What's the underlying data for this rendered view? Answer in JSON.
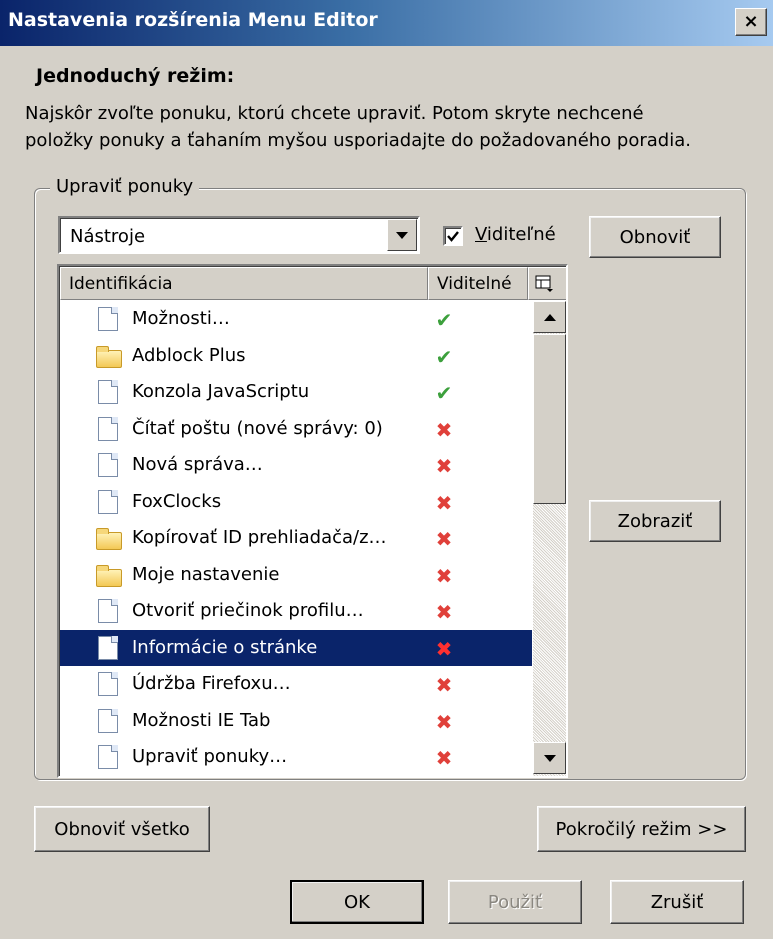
{
  "window": {
    "title": "Nastavenia rozšírenia Menu Editor",
    "close_label": "×"
  },
  "intro": {
    "heading": "Jednoduchý režim:",
    "line1": "Najskôr zvoľte ponuku, ktorú chcete upraviť. Potom skryte nechcené",
    "line2": "položky ponuky a ťahaním myšou usporiadajte do požadovaného poradia."
  },
  "group": {
    "legend": "Upraviť ponuky",
    "menu_select_value": "Nástroje",
    "visible_checkbox_label": "Viditeľné",
    "visible_checkbox_checked": true,
    "refresh_button": "Obnoviť",
    "show_button": "Zobraziť"
  },
  "list": {
    "col_id": "Identifikácia",
    "col_visible": "Viditelné",
    "rows": [
      {
        "label": "Možnosti…",
        "icon": "document-icon",
        "visible": "✔"
      },
      {
        "label": "Adblock Plus",
        "icon": "folder-icon",
        "visible": "✔"
      },
      {
        "label": "Konzola JavaScriptu",
        "icon": "document-icon",
        "visible": "✔"
      },
      {
        "label": "Čítať poštu (nové správy: 0)",
        "icon": "document-icon",
        "visible": "✖"
      },
      {
        "label": "Nová správa…",
        "icon": "document-icon",
        "visible": "✖"
      },
      {
        "label": "FoxClocks",
        "icon": "document-icon",
        "visible": "✖"
      },
      {
        "label": "Kopírovať ID prehliadača/z…",
        "icon": "folder-icon",
        "visible": "✖"
      },
      {
        "label": "Moje nastavenie",
        "icon": "folder-icon",
        "visible": "✖"
      },
      {
        "label": "Otvoriť priečinok profilu…",
        "icon": "document-icon",
        "visible": "✖"
      },
      {
        "label": "Informácie o stránke",
        "icon": "document-icon",
        "visible": "✖"
      },
      {
        "label": "Údržba Firefoxu…",
        "icon": "document-icon",
        "visible": "✖"
      },
      {
        "label": "Možnosti IE Tab",
        "icon": "document-icon",
        "visible": "✖"
      },
      {
        "label": "Upraviť ponuky…",
        "icon": "document-icon",
        "visible": "✖"
      }
    ],
    "selected_row": "Informácie o stránke"
  },
  "buttons": {
    "reset_all": "Obnoviť všetko",
    "advanced": "Pokročilý režim >>",
    "ok": "OK",
    "apply": "Použiť",
    "cancel": "Zrušiť"
  },
  "colors": {
    "titlebar": "#0a246a",
    "selection": "#0a246a",
    "check_green": "#3ca03c",
    "cross_red": "#e0403a",
    "face": "#d4d0c8"
  }
}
================================
** EXERCISE GOAL **
Across the material above, count every line holding "Informácie" and write down only the number.

** FINAL ANSWER **
2